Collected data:
* begin *
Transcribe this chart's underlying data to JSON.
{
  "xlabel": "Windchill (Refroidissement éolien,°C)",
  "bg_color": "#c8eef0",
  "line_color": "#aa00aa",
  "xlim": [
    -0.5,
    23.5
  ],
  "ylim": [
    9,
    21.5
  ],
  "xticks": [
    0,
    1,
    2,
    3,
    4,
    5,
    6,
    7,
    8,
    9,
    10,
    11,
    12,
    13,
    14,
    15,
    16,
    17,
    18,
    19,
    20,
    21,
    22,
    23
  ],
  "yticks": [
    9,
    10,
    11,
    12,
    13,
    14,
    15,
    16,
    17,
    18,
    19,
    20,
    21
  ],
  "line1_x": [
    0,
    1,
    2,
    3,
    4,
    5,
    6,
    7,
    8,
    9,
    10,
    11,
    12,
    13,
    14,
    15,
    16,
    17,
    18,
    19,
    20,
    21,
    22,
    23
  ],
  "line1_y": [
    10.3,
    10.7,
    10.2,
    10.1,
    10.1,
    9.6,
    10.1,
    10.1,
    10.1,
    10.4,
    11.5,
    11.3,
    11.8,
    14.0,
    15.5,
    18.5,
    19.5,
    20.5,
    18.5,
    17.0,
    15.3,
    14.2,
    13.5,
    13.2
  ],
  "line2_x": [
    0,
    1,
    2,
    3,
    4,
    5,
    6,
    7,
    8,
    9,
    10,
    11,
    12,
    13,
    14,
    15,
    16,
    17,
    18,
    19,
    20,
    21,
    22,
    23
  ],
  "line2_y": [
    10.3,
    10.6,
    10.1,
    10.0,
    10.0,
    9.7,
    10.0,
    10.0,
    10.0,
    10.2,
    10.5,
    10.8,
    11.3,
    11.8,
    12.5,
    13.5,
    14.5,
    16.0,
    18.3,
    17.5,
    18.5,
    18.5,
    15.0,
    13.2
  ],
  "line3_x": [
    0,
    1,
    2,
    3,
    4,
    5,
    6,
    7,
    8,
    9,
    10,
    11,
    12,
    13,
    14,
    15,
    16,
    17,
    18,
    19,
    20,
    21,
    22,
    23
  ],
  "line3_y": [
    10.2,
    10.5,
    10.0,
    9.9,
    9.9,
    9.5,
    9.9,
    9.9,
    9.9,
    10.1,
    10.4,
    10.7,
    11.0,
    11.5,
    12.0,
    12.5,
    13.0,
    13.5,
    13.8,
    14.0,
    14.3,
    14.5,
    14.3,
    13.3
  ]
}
* end *
* begin *
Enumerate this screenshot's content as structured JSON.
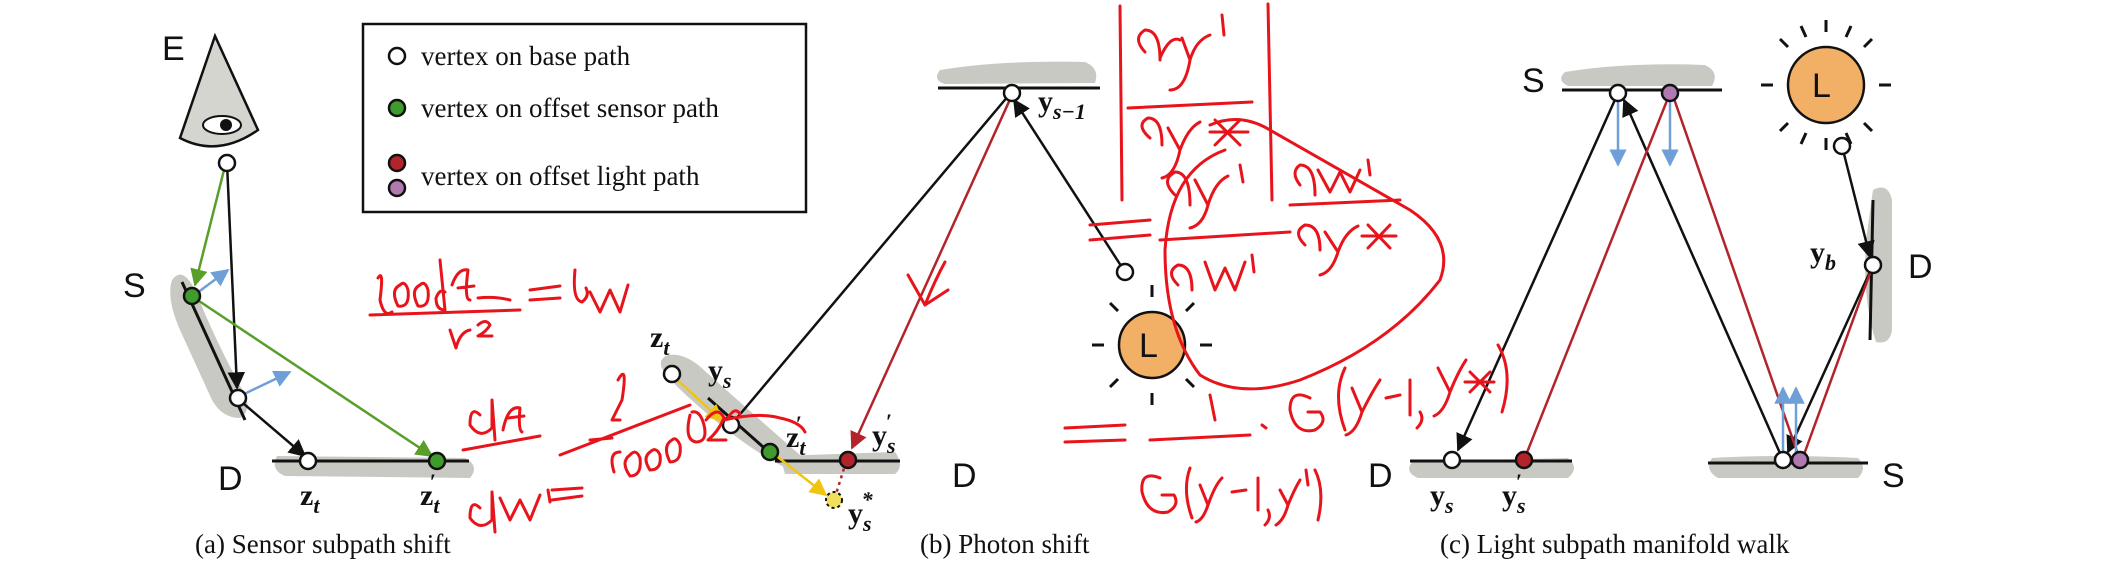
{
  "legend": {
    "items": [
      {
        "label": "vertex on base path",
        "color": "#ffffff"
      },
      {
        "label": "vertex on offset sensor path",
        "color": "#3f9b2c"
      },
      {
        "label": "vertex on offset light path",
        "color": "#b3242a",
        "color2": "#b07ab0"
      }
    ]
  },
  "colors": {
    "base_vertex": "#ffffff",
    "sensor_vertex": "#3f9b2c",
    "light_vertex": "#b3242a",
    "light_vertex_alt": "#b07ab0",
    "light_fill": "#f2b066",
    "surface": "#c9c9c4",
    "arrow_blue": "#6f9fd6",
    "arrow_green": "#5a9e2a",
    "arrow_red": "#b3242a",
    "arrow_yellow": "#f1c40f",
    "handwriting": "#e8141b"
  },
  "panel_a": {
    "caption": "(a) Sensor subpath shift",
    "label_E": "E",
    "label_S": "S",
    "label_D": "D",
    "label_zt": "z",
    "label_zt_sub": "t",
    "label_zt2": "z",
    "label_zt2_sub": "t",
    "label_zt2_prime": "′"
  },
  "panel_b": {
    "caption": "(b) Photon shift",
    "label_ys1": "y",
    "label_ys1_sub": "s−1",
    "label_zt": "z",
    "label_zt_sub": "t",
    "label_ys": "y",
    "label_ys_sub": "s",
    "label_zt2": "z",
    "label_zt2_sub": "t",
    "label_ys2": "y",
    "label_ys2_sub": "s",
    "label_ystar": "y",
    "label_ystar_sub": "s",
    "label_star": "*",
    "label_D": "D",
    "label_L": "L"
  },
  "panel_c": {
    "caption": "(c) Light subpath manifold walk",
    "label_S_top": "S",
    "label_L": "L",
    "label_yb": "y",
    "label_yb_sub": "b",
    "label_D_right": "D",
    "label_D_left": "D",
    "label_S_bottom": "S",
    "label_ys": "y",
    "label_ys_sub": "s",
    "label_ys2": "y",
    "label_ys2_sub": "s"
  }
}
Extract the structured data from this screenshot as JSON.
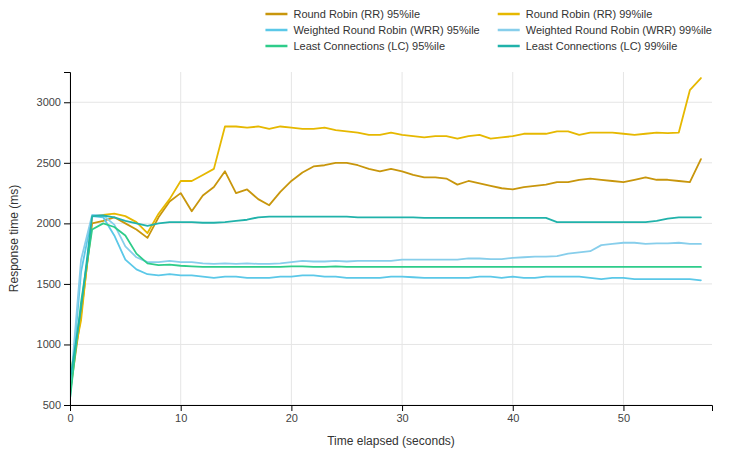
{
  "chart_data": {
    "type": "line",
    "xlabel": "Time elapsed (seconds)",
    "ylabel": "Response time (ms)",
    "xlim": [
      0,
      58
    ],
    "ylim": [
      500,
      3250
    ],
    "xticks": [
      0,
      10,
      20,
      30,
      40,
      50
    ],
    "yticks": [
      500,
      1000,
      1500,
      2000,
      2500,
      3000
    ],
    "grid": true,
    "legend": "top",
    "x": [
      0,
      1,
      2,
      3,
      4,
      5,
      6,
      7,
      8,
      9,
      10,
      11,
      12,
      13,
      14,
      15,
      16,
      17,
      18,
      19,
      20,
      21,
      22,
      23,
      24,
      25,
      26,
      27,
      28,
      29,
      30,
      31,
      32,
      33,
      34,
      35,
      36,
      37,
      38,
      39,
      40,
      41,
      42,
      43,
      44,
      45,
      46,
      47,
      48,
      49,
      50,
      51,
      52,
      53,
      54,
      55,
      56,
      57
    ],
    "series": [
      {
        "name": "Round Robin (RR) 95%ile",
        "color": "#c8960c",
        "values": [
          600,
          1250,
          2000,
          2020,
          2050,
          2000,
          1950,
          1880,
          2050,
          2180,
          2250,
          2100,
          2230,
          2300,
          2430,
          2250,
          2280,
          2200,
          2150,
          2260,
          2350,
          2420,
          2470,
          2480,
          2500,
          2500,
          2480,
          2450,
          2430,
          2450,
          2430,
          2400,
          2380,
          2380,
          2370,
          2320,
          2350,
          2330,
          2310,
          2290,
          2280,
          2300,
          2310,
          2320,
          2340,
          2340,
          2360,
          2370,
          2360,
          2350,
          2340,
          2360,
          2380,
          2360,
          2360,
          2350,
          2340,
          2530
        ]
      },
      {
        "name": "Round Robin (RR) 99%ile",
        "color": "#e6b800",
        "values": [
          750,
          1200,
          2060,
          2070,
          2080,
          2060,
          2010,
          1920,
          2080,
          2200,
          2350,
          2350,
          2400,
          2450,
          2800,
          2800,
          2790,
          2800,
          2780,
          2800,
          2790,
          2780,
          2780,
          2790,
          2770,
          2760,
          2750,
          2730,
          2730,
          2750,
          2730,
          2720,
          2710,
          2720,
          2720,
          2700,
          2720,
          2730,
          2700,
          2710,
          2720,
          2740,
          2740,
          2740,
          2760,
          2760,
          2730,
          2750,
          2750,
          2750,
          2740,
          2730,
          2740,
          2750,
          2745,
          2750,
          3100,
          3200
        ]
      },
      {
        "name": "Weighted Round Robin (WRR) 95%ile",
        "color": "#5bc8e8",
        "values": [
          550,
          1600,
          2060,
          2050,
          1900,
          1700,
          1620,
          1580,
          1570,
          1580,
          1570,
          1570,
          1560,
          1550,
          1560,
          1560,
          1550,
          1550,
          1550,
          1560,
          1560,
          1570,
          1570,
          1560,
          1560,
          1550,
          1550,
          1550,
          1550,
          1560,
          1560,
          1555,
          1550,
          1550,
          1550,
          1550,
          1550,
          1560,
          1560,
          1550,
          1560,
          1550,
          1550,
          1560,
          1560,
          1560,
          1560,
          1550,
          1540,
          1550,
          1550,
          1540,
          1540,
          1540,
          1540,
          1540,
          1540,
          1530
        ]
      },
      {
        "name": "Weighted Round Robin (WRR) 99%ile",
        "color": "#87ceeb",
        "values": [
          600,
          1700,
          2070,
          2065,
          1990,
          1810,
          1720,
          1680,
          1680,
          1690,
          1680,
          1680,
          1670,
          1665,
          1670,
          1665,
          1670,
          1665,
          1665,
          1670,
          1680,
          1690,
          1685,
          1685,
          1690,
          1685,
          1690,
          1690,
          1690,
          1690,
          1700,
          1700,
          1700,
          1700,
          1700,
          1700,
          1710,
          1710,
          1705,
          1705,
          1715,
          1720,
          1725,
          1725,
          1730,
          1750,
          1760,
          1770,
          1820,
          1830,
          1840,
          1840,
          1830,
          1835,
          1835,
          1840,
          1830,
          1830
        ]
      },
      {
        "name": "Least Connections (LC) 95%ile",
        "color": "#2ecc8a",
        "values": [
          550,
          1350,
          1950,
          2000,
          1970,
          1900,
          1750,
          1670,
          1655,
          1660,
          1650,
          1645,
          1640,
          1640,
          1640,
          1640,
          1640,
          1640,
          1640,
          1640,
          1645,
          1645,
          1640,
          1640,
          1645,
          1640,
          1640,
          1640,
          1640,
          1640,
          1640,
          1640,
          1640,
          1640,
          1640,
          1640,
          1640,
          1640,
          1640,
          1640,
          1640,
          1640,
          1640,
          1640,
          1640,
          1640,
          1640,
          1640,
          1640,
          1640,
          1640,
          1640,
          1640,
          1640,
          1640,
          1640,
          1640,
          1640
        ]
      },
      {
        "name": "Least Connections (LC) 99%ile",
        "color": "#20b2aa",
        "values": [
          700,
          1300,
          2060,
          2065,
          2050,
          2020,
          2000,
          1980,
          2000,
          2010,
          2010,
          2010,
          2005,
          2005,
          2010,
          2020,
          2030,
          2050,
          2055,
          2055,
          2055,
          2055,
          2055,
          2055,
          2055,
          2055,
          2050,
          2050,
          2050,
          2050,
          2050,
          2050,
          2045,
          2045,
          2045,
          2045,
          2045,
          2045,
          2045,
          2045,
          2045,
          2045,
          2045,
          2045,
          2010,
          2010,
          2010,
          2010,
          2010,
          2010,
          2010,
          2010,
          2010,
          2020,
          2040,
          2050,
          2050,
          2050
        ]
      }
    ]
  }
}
* end *
GIVEN TASK:
Identify all lines where the word "Connections" shows up. Copy them.

WRITTEN REPLY:
        "name": "Least Connections (LC) 95%ile",
        "name": "Least Connections (LC) 99%ile",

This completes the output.